> [WRITTEN REQUEST] Extract the complete data exactly as given.

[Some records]
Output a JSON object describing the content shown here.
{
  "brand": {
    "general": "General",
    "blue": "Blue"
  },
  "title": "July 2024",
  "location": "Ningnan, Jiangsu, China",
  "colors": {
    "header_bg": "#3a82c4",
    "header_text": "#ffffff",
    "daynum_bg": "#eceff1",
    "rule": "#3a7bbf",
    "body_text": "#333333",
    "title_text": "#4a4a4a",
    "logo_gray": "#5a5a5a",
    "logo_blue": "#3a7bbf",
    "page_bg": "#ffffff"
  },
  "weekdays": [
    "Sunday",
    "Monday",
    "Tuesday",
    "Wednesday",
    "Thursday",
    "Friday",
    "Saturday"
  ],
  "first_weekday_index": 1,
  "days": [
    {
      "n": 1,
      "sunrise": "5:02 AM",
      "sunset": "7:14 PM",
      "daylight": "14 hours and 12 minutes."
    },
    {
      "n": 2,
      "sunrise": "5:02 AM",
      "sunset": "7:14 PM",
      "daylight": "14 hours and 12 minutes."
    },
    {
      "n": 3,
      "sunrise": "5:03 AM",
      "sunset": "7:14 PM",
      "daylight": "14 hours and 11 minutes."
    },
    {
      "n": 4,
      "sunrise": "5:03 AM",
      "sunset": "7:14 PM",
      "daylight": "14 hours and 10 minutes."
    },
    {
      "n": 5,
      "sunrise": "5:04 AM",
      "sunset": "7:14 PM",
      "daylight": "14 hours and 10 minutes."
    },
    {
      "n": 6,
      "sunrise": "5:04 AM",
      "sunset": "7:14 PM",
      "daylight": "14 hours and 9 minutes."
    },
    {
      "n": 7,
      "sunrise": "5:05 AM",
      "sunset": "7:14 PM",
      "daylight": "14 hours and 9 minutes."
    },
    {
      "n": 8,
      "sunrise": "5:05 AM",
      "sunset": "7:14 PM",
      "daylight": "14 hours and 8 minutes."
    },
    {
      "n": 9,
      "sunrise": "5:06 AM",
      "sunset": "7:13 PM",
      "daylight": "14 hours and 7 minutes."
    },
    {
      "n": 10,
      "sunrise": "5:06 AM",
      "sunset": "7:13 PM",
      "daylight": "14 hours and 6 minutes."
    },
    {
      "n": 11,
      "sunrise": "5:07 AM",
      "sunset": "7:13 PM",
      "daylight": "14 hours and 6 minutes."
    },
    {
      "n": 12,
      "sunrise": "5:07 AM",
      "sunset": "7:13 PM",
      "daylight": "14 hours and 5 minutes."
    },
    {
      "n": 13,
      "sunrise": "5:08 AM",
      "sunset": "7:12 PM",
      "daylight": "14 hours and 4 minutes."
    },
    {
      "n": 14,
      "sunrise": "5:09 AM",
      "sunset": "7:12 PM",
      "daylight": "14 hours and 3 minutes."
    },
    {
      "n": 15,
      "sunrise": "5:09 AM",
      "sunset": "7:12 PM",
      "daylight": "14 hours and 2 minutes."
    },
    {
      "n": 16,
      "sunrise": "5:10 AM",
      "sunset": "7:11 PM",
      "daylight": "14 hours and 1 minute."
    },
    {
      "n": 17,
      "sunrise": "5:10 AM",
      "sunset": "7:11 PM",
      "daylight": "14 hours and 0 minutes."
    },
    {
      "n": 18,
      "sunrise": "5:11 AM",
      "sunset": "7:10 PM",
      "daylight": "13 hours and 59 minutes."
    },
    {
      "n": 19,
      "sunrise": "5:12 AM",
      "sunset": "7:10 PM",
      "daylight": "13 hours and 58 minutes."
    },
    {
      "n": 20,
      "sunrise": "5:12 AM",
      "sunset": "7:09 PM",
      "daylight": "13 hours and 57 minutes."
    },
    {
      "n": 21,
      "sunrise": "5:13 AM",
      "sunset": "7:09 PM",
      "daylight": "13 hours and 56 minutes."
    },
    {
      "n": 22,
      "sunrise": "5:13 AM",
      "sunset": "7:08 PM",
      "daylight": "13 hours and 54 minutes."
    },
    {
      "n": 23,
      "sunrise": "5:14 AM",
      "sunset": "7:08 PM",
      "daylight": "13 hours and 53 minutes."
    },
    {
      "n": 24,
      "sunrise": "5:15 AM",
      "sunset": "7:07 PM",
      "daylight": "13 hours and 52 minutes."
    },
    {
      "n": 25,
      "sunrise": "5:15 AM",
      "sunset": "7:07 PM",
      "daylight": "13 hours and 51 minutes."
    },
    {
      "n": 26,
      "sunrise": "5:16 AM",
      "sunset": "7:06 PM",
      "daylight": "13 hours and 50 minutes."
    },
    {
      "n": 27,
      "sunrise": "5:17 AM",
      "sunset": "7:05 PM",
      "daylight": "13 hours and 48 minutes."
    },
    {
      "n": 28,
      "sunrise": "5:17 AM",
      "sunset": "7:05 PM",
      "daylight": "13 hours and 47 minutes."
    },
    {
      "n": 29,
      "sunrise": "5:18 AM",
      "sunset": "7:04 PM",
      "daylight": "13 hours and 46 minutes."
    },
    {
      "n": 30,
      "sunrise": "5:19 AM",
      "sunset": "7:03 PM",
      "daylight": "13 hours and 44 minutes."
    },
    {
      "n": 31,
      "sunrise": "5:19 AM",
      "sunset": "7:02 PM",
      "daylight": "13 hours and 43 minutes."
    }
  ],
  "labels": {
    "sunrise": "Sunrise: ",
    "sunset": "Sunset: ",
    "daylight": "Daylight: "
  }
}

> [EXERCISE SOLUTION]
Output a JSON object describing the content shown here.
{
  "brand": {
    "general": "General",
    "blue": "Blue"
  },
  "title": "July 2024",
  "location": "Ningnan, Jiangsu, China",
  "colors": {
    "header_bg": "#3a82c4",
    "header_text": "#ffffff",
    "daynum_bg": "#eceff1",
    "rule": "#3a7bbf",
    "body_text": "#333333",
    "title_text": "#4a4a4a",
    "logo_gray": "#5a5a5a",
    "logo_blue": "#3a7bbf",
    "page_bg": "#ffffff"
  },
  "weekdays": [
    "Sunday",
    "Monday",
    "Tuesday",
    "Wednesday",
    "Thursday",
    "Friday",
    "Saturday"
  ],
  "first_weekday_index": 1,
  "days": [
    {
      "n": 1,
      "sunrise": "5:02 AM",
      "sunset": "7:14 PM",
      "daylight": "14 hours and 12 minutes."
    },
    {
      "n": 2,
      "sunrise": "5:02 AM",
      "sunset": "7:14 PM",
      "daylight": "14 hours and 12 minutes."
    },
    {
      "n": 3,
      "sunrise": "5:03 AM",
      "sunset": "7:14 PM",
      "daylight": "14 hours and 11 minutes."
    },
    {
      "n": 4,
      "sunrise": "5:03 AM",
      "sunset": "7:14 PM",
      "daylight": "14 hours and 10 minutes."
    },
    {
      "n": 5,
      "sunrise": "5:04 AM",
      "sunset": "7:14 PM",
      "daylight": "14 hours and 10 minutes."
    },
    {
      "n": 6,
      "sunrise": "5:04 AM",
      "sunset": "7:14 PM",
      "daylight": "14 hours and 9 minutes."
    },
    {
      "n": 7,
      "sunrise": "5:05 AM",
      "sunset": "7:14 PM",
      "daylight": "14 hours and 9 minutes."
    },
    {
      "n": 8,
      "sunrise": "5:05 AM",
      "sunset": "7:14 PM",
      "daylight": "14 hours and 8 minutes."
    },
    {
      "n": 9,
      "sunrise": "5:06 AM",
      "sunset": "7:13 PM",
      "daylight": "14 hours and 7 minutes."
    },
    {
      "n": 10,
      "sunrise": "5:06 AM",
      "sunset": "7:13 PM",
      "daylight": "14 hours and 6 minutes."
    },
    {
      "n": 11,
      "sunrise": "5:07 AM",
      "sunset": "7:13 PM",
      "daylight": "14 hours and 6 minutes."
    },
    {
      "n": 12,
      "sunrise": "5:07 AM",
      "sunset": "7:13 PM",
      "daylight": "14 hours and 5 minutes."
    },
    {
      "n": 13,
      "sunrise": "5:08 AM",
      "sunset": "7:12 PM",
      "daylight": "14 hours and 4 minutes."
    },
    {
      "n": 14,
      "sunrise": "5:09 AM",
      "sunset": "7:12 PM",
      "daylight": "14 hours and 3 minutes."
    },
    {
      "n": 15,
      "sunrise": "5:09 AM",
      "sunset": "7:12 PM",
      "daylight": "14 hours and 2 minutes."
    },
    {
      "n": 16,
      "sunrise": "5:10 AM",
      "sunset": "7:11 PM",
      "daylight": "14 hours and 1 minute."
    },
    {
      "n": 17,
      "sunrise": "5:10 AM",
      "sunset": "7:11 PM",
      "daylight": "14 hours and 0 minutes."
    },
    {
      "n": 18,
      "sunrise": "5:11 AM",
      "sunset": "7:10 PM",
      "daylight": "13 hours and 59 minutes."
    },
    {
      "n": 19,
      "sunrise": "5:12 AM",
      "sunset": "7:10 PM",
      "daylight": "13 hours and 58 minutes."
    },
    {
      "n": 20,
      "sunrise": "5:12 AM",
      "sunset": "7:09 PM",
      "daylight": "13 hours and 57 minutes."
    },
    {
      "n": 21,
      "sunrise": "5:13 AM",
      "sunset": "7:09 PM",
      "daylight": "13 hours and 56 minutes."
    },
    {
      "n": 22,
      "sunrise": "5:13 AM",
      "sunset": "7:08 PM",
      "daylight": "13 hours and 54 minutes."
    },
    {
      "n": 23,
      "sunrise": "5:14 AM",
      "sunset": "7:08 PM",
      "daylight": "13 hours and 53 minutes."
    },
    {
      "n": 24,
      "sunrise": "5:15 AM",
      "sunset": "7:07 PM",
      "daylight": "13 hours and 52 minutes."
    },
    {
      "n": 25,
      "sunrise": "5:15 AM",
      "sunset": "7:07 PM",
      "daylight": "13 hours and 51 minutes."
    },
    {
      "n": 26,
      "sunrise": "5:16 AM",
      "sunset": "7:06 PM",
      "daylight": "13 hours and 50 minutes."
    },
    {
      "n": 27,
      "sunrise": "5:17 AM",
      "sunset": "7:05 PM",
      "daylight": "13 hours and 48 minutes."
    },
    {
      "n": 28,
      "sunrise": "5:17 AM",
      "sunset": "7:05 PM",
      "daylight": "13 hours and 47 minutes."
    },
    {
      "n": 29,
      "sunrise": "5:18 AM",
      "sunset": "7:04 PM",
      "daylight": "13 hours and 46 minutes."
    },
    {
      "n": 30,
      "sunrise": "5:19 AM",
      "sunset": "7:03 PM",
      "daylight": "13 hours and 44 minutes."
    },
    {
      "n": 31,
      "sunrise": "5:19 AM",
      "sunset": "7:02 PM",
      "daylight": "13 hours and 43 minutes."
    }
  ],
  "labels": {
    "sunrise": "Sunrise: ",
    "sunset": "Sunset: ",
    "daylight": "Daylight: "
  }
}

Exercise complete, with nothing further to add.